• **Work to do**
Each line below should be retyped exactly, with no pictures.

• **Material for this task**
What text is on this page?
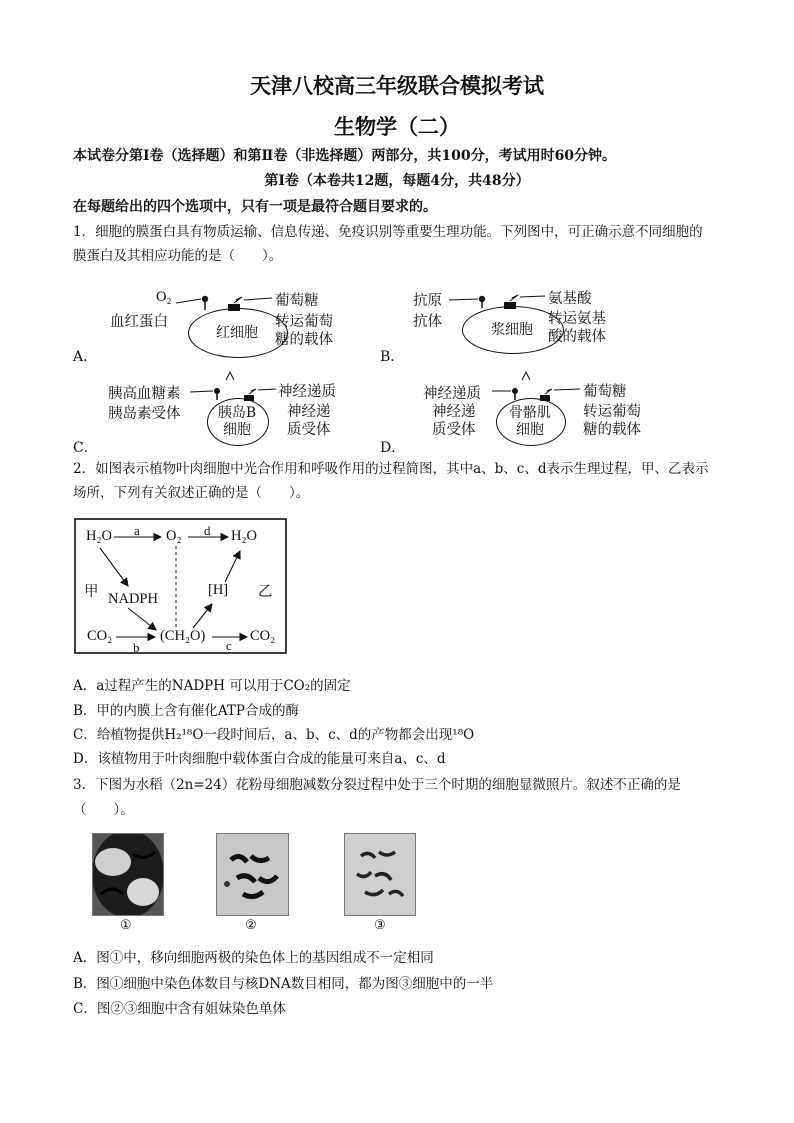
天津八校高三年级联合模拟考试
生物学（二）
本试卷分第Ⅰ卷（选择题）和第Ⅱ卷（非选择题）两部分，共100分，考试用时60分钟。
第Ⅰ卷（本卷共12题，每题4分，共48分）
在每题给出的四个选项中，只有一项是最符合题目要求的。
1．细胞的膜蛋白具有物质运输、信息传递、免疫识别等重要生理功能。下列图中，可正确示意不同细胞的
膜蛋白及其相应功能的是（　　）。
A．
红细胞
O₂
血红蛋白
葡萄糖
转运葡萄
糖的载体
B．
浆细胞
抗原
抗体
氨基酸
转运氨基
酸的载体
C．
胰岛B
细胞
胰高血糖素
胰岛素受体
神经递质
神经递
质受体
D．
骨骼肌
细胞
神经递质
神经递
质受体
葡萄糖
转运葡萄
糖的载体
2．如图表示植物叶肉细胞中光合作用和呼吸作用的过程简图，其中a、b、c、d表示生理过程，甲、乙表示
场所，下列有关叙述正确的是（　　）。
H₂O a O₂ d H₂O
甲 NADPH
[H] 乙
CO₂	(CH₂O)	CO₂
b	c
A．a过程产生的NADPH 可以用于CO₂的固定
B．甲的内膜上含有催化ATP合成的酶
C．给植物提供H₂¹⁸O一段时间后，a、b、c、d的产物都会出现¹⁸O
D．该植物用于叶肉细胞中载体蛋白合成的能量可来自a、c、d
3．下图为水稻（2n=24）花粉母细胞减数分裂过程中处于三个时期的细胞显微照片。叙述不正确的是
（　　）。
①	②	③
A．图①中，移向细胞两极的染色体上的基因组成不一定相同
B．图①细胞中染色体数目与核DNA数目相同，都为图③细胞中的一半
C．图②③细胞中含有姐妹染色单体
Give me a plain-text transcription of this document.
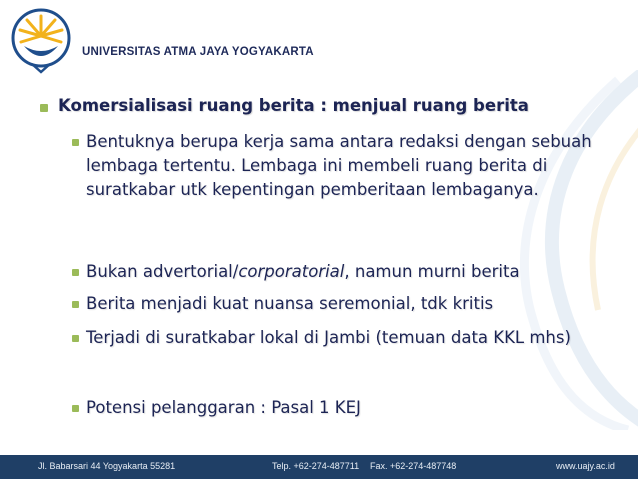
UNIVERSITAS ATMA JAYA YOGYAKARTA
Komersialisasi ruang berita : menjual ruang berita
Bentuknya berupa kerja sama antara redaksi dengan sebuah lembaga tertentu. Lembaga ini membeli ruang berita di suratkabar utk kepentingan pemberitaan lembaganya.
Bukan advertorial/corporatorial, namun murni berita
Berita menjadi kuat nuansa seremonial, tdk kritis
Terjadi di suratkabar lokal di Jambi (temuan data KKL mhs)
Potensi pelanggaran : Pasal 1 KEJ
Jl. Babarsari 44 Yogyakarta 55281	Telp. +62-274-487711 Fax. +62-274-487748	www.uajy.ac.id
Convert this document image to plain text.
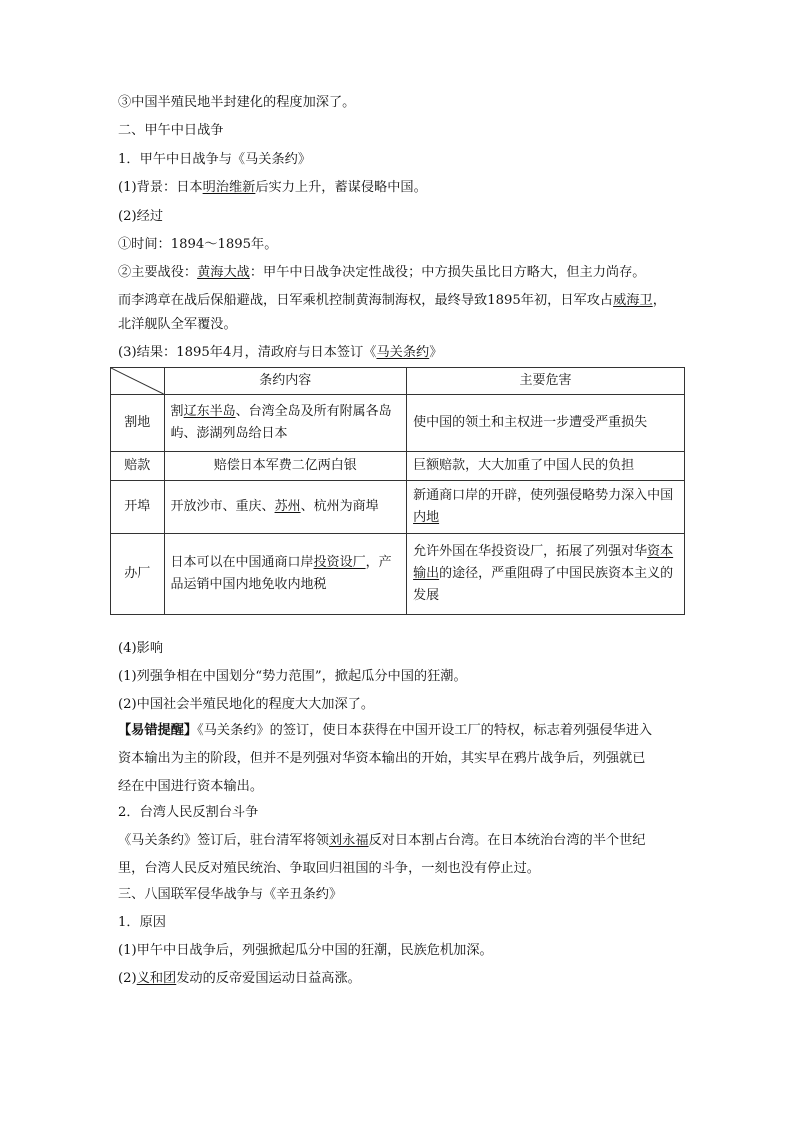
③中国半殖民地半封建化的程度加深了。
二、甲午中日战争
1．甲午中日战争与《马关条约》
(1)背景：日本明治维新后实力上升，蓄谋侵略中国。
(2)经过
①时间：1894～1895年。
②主要战役：黄海大战：甲午中日战争决定性战役；中方损失虽比日方略大，但主力尚存。
而李鸿章在战后保船避战，日军乘机控制黄海制海权，最终导致1895年初，日军攻占威海卫，
北洋舰队全军覆没。
(3)结果：1895年4月，清政府与日本签订《马关条约》
	条约内容	主要危害
割地	割辽东半岛、台湾全岛及所有附属各岛屿、澎湖列岛给日本	使中国的领土和主权进一步遭受严重损失
赔款	赔偿日本军费二亿两白银	巨额赔款，大大加重了中国人民的负担
开埠	开放沙市、重庆、苏州、杭州为商埠	新通商口岸的开辟，使列强侵略势力深入中国内地
办厂	日本可以在中国通商口岸投资设厂，产品运销中国内地免收内地税	允许外国在华投资设厂，拓展了列强对华资本输出的途径，严重阻碍了中国民族资本主义的发展
(4)影响
(1)列强争相在中国划分“势力范围”，掀起瓜分中国的狂潮。
(2)中国社会半殖民地化的程度大大加深了。
【易错提醒】《马关条约》的签订，使日本获得在中国开设工厂的特权，标志着列强侵华进入
资本输出为主的阶段，但并不是列强对华资本输出的开始，其实早在鸦片战争后，列强就已
经在中国进行资本输出。
2．台湾人民反割台斗争
《马关条约》签订后，驻台清军将领刘永福反对日本割占台湾。在日本统治台湾的半个世纪
里，台湾人民反对殖民统治、争取回归祖国的斗争，一刻也没有停止过。
三、八国联军侵华战争与《辛丑条约》
1．原因
(1)甲午中日战争后，列强掀起瓜分中国的狂潮，民族危机加深。
(2)义和团发动的反帝爱国运动日益高涨。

• **Task solution**
What text is on this page?
天津八校高三年级联合模拟考试
生物学（二）
本试卷分第Ⅰ卷（选择题）和第Ⅱ卷（非选择题）两部分，共100分，考试用时60分钟。
第Ⅰ卷（本卷共12题，每题4分，共48分）
在每题给出的四个选项中，只有一项是最符合题目要求的。
1．细胞的膜蛋白具有物质运输、信息传递、免疫识别等重要生理功能。下列图中，可正确示意不同细胞的
膜蛋白及其相应功能的是（　　）。
A．
红细胞
O₂
血红蛋白
葡萄糖
转运葡萄
糖的载体
B．
浆细胞
抗原
抗体
氨基酸
转运氨基
酸的载体
C．
胰岛B
细胞
胰高血糖素
胰岛素受体
神经递质
神经递
质受体
D．
骨骼肌
细胞
神经递质
神经递
质受体
葡萄糖
转运葡萄
糖的载体
2．如图表示植物叶肉细胞中光合作用和呼吸作用的过程简图，其中a、b、c、d表示生理过程，甲、乙表示
场所，下列有关叙述正确的是（　　）。
H₂O a O₂ d H₂O
甲 NADPH
[H] 乙
CO₂	(CH₂O)	CO₂
b	c
A．a过程产生的NADPH 可以用于CO₂的固定
B．甲的内膜上含有催化ATP合成的酶
C．给植物提供H₂¹⁸O一段时间后，a、b、c、d的产物都会出现¹⁸O
D．该植物用于叶肉细胞中载体蛋白合成的能量可来自a、c、d
3．下图为水稻（2n=24）花粉母细胞减数分裂过程中处于三个时期的细胞显微照片。叙述不正确的是
（　　）。
①	②	③
A．图①中，移向细胞两极的染色体上的基因组成不一定相同
B．图①细胞中染色体数目与核DNA数目相同，都为图③细胞中的一半
C．图②③细胞中含有姐妹染色单体
Give me a plain-text transcription of this document.
UNIVERSITAS ATMA JAYA YOGYAKARTA
Komersialisasi ruang berita : menjual ruang berita
Bentuknya berupa kerja sama antara redaksi dengan sebuah lembaga tertentu. Lembaga ini membeli ruang berita di suratkabar utk kepentingan pemberitaan lembaganya.
Bukan advertorial/corporatorial, namun murni berita
Berita menjadi kuat nuansa seremonial, tdk kritis
Terjadi di suratkabar lokal di Jambi (temuan data KKL mhs)
Potensi pelanggaran : Pasal 1 KEJ
Jl. Babarsari 44 Yogyakarta 55281	Telp. +62-274-487711 Fax. +62-274-487748	www.uajy.ac.id
Convert this document image to plain text.
③中国半殖民地半封建化的程度加深了。
二、甲午中日战争
1．甲午中日战争与《马关条约》
(1)背景：日本明治维新后实力上升，蓄谋侵略中国。
(2)经过
①时间：1894～1895年。
②主要战役：黄海大战：甲午中日战争决定性战役；中方损失虽比日方略大，但主力尚存。
而李鸿章在战后保船避战，日军乘机控制黄海制海权，最终导致1895年初，日军攻占威海卫，
北洋舰队全军覆没。
(3)结果：1895年4月，清政府与日本签订《马关条约》
	条约内容	主要危害
割地	割辽东半岛、台湾全岛及所有附属各岛屿、澎湖列岛给日本	使中国的领土和主权进一步遭受严重损失
赔款	赔偿日本军费二亿两白银	巨额赔款，大大加重了中国人民的负担
开埠	开放沙市、重庆、苏州、杭州为商埠	新通商口岸的开辟，使列强侵略势力深入中国内地
办厂	日本可以在中国通商口岸投资设厂，产品运销中国内地免收内地税	允许外国在华投资设厂，拓展了列强对华资本输出的途径，严重阻碍了中国民族资本主义的发展
(4)影响
(1)列强争相在中国划分“势力范围”，掀起瓜分中国的狂潮。
(2)中国社会半殖民地化的程度大大加深了。
【易错提醒】《马关条约》的签订，使日本获得在中国开设工厂的特权，标志着列强侵华进入
资本输出为主的阶段，但并不是列强对华资本输出的开始，其实早在鸦片战争后，列强就已
经在中国进行资本输出。
2．台湾人民反割台斗争
《马关条约》签订后，驻台清军将领刘永福反对日本割占台湾。在日本统治台湾的半个世纪
里，台湾人民反对殖民统治、争取回归祖国的斗争，一刻也没有停止过。
三、八国联军侵华战争与《辛丑条约》
1．原因
(1)甲午中日战争后，列强掀起瓜分中国的狂潮，民族危机加深。
(2)义和团发动的反帝爱国运动日益高涨。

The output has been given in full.